Задание 1
Перепишите строки листинга от самого начала до строки, содержащей «calendar-card[interactable]: 2025년 5월», включительно, переименовав везде «calendar-day» в «calendar-date». Больше ничего не меняйте.

Фрагмент текста

==*==

О Я, или о духе, космизме и акомизме

Доисторическое человечество верно видело хаос: оно плавало в хаосе... хаос расстилался над головой человека густою ночью, шумом деревьев, перекликаясь с ночными голосами человеческой души: в душе копошился хаос стихийной жизни, над душои; нависал безднои; ночи. И дикарь... побеждал рок... В борьбе с роком блеснул свет... свет ширился... Материк жизни вышел из хаоса; началась история. 

А. Белый. А р а б е с к и 

Годы героической борьбы – с самим собою, природою, миром: растождествление с природным: милостью сознания и милостью воли. Исторически копье и меч были орудиями, сделавшими человека человеком, будучи средством против природы не только вовне, но и – о чем забывают – природы внутри себя. Копье, стрела и меч – возогнанный фаллос, если угодно, то, чем не отрезают фаллос, но чем последний должен становиться. Олицетворением мужской доблести и символом воли.
К.Свасьян («…Но еще ночь»): «Эта специфика, нечто абсолютно новое в эволюции, — МЫШЛЕНИЕ. С мышлением мир прекращается как только природа и начинается как познание природы, или САМОПОЗНАНИЕ. Удивительный момент, когда мир, доведший себя до человека, развившийся до человека, способен обернуться на себя и осмыслять себя. Здесь впервые начинается возможность ошибки, заблуждения. Корень и возможность заблуждения в сознании, в только что возникшем Я. Тут мне приходится всё время одергивать себя, чтобы меня не заносило, потому что особенность нашей темы в том, что она расширяется с каждым прикосновением к ней, и мы рискуем потерять управление. Заблуждение в том, что, мысля мир, я понимаю под собственным Я какую-то независимую от мира субстанцию, непонятно откуда взявшуюся. Тогда как Я и есть сам мир, достигший самосознания. Именно так: Я упадает в мир не с неба, а есть сам мир, развивший себя до способности мыслить самого себя и — развивающий себя дальше, но уже не в элементе вещества, материи, а в элементе ПОЗНАНИЯ. Мир, ставший сознанием, мир, ставший Я, мир, обращающийся к себе на Я. Подумаем: минеральное царство, растительное царство, животное царство, соединяясь воедино в новом качестве, или чине, называемом ЧЕЛОВЕК, образуют некую телесность, способную осознавать себя как Я и называть себя Я».

==*==

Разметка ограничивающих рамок

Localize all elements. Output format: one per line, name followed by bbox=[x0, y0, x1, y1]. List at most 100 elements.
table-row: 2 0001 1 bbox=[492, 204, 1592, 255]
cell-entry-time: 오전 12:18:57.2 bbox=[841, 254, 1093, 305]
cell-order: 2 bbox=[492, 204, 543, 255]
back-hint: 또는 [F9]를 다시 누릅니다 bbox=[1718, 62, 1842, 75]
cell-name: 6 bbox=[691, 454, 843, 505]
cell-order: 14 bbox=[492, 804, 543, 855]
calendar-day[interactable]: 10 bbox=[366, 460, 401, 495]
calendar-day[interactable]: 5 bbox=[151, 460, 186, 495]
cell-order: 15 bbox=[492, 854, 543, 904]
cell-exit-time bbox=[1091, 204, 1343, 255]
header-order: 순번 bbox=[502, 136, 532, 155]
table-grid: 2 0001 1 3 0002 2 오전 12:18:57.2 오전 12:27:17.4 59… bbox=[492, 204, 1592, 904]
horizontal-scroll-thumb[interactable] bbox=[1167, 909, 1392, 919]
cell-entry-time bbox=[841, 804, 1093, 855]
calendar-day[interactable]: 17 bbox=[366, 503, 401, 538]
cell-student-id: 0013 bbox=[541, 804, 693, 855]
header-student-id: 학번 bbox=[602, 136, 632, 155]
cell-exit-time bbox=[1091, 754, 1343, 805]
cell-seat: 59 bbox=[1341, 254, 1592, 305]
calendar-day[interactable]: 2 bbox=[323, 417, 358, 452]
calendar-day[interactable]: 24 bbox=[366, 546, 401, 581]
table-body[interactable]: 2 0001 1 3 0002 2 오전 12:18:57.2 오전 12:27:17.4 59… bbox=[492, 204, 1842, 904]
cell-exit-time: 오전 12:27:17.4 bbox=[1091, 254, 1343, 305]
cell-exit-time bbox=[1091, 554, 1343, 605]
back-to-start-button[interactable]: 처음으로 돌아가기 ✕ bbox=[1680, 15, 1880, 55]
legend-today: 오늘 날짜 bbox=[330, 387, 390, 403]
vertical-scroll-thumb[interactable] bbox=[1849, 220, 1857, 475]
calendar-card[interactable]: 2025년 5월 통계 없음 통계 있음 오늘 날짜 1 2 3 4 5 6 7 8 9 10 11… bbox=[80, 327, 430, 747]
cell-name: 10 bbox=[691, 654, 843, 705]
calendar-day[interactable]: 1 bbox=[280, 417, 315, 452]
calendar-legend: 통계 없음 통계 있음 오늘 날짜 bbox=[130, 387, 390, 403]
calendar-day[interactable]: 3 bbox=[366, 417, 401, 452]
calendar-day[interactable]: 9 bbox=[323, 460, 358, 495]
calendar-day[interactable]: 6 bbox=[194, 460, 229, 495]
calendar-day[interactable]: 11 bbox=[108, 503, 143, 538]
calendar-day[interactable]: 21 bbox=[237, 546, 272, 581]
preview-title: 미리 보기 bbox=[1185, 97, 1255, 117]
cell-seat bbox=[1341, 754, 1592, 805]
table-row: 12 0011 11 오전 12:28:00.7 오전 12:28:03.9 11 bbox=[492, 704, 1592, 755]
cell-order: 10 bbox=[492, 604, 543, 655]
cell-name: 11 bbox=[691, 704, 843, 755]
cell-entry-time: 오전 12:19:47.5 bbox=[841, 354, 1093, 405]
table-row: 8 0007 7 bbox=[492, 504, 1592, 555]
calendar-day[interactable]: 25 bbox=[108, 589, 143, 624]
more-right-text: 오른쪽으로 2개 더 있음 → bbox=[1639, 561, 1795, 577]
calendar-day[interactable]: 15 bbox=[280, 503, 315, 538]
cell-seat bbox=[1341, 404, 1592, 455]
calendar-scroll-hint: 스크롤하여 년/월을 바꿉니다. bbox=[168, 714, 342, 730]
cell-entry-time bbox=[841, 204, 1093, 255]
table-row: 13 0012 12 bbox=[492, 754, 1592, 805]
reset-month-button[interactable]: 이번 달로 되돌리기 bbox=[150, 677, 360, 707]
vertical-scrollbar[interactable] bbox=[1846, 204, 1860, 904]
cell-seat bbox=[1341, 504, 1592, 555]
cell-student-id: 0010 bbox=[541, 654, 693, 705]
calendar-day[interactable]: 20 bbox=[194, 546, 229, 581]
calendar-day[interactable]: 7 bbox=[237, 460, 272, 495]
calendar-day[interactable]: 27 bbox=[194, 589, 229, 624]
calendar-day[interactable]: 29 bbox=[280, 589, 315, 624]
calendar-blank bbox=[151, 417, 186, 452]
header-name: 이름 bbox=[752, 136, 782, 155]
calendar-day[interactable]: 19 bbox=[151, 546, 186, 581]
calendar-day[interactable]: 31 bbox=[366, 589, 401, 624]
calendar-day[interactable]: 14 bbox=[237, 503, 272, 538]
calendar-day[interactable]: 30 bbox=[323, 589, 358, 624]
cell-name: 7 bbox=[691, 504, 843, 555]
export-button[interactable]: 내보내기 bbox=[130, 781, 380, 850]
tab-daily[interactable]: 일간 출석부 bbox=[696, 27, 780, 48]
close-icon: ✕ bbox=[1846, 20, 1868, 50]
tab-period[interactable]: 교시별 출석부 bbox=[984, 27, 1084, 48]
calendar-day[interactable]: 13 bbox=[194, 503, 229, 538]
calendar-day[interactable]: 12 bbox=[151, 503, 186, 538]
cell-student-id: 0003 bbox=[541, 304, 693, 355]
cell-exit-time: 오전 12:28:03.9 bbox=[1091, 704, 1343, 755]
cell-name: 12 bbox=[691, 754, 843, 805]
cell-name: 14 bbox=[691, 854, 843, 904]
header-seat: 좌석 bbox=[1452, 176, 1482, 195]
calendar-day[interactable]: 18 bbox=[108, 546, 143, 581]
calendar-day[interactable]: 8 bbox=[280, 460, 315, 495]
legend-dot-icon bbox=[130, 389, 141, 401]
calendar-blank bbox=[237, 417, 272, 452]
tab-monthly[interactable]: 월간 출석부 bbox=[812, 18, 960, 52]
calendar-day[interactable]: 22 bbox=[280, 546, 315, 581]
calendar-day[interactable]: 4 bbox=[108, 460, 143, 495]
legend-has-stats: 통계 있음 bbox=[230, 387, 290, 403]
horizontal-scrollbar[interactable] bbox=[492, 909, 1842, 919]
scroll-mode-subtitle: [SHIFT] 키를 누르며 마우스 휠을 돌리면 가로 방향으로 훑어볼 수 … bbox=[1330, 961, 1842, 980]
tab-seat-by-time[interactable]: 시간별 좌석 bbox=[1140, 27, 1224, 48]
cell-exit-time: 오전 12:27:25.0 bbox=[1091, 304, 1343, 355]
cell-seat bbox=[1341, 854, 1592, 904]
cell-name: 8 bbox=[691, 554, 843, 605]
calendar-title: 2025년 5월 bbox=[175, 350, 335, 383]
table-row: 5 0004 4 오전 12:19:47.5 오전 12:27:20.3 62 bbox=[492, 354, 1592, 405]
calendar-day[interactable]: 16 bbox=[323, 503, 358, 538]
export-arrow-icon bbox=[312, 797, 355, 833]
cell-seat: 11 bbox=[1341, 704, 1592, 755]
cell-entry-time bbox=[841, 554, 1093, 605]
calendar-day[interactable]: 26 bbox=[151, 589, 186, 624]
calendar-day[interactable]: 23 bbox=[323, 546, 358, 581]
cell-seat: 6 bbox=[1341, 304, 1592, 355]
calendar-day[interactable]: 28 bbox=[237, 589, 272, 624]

==*==

Задание 2
Верны ли по тексту о Я следующие утверждения? (a) Копье и меч служили средством против природы только вовне. (b) По словам К. Свасьяна, Я упадает в мир с неба. (c) В словах А. Белого история начинается после того, как материк жизни вышел из хаоса. Для каждого ответьте «да» или «нет» и приведите решающие слова текста.

Ответ 1
Localize all elements. Output format: one per line, name followed by bbox=[x0, y0, x1, y1]. List at most 100 elements.
table-row: 2 0001 1 bbox=[492, 204, 1592, 255]
cell-entry-time: 오전 12:18:57.2 bbox=[841, 254, 1093, 305]
cell-order: 2 bbox=[492, 204, 543, 255]
back-hint: 또는 [F9]를 다시 누릅니다 bbox=[1718, 62, 1842, 75]
cell-name: 6 bbox=[691, 454, 843, 505]
cell-order: 14 bbox=[492, 804, 543, 855]
calendar-date[interactable]: 10 bbox=[366, 460, 401, 495]
calendar-date[interactable]: 5 bbox=[151, 460, 186, 495]
cell-order: 15 bbox=[492, 854, 543, 904]
cell-exit-time bbox=[1091, 204, 1343, 255]
header-order: 순번 bbox=[502, 136, 532, 155]
table-grid: 2 0001 1 3 0002 2 오전 12:18:57.2 오전 12:27:17.4 59… bbox=[492, 204, 1592, 904]
horizontal-scroll-thumb[interactable] bbox=[1167, 909, 1392, 919]
cell-entry-time bbox=[841, 804, 1093, 855]
calendar-date[interactable]: 17 bbox=[366, 503, 401, 538]
cell-student-id: 0013 bbox=[541, 804, 693, 855]
header-student-id: 학번 bbox=[602, 136, 632, 155]
cell-exit-time bbox=[1091, 754, 1343, 805]
cell-seat: 59 bbox=[1341, 254, 1592, 305]
calendar-date[interactable]: 2 bbox=[323, 417, 358, 452]
calendar-date[interactable]: 24 bbox=[366, 546, 401, 581]
table-body[interactable]: 2 0001 1 3 0002 2 오전 12:18:57.2 오전 12:27:17.4 59… bbox=[492, 204, 1842, 904]
cell-exit-time: 오전 12:27:17.4 bbox=[1091, 254, 1343, 305]
cell-exit-time bbox=[1091, 554, 1343, 605]
back-to-start-button[interactable]: 처음으로 돌아가기 ✕ bbox=[1680, 15, 1880, 55]
legend-today: 오늘 날짜 bbox=[330, 387, 390, 403]
vertical-scroll-thumb[interactable] bbox=[1849, 220, 1857, 475]
calendar-card[interactable]: 2025년 5월 통계 없음 통계 있음 오늘 날짜 1 2 3 4 5 6 7 8 9 10 11… bbox=[80, 327, 430, 747]

Ответ 2
(a) Нет: «будучи средством против природы не только вовне, но и – о чем забывают – природы внутри себя».
(b) Нет: «Я упадает в мир не с неба, а есть сам мир».
(c) Да: «Материк жизни вышел из хаоса; началась история».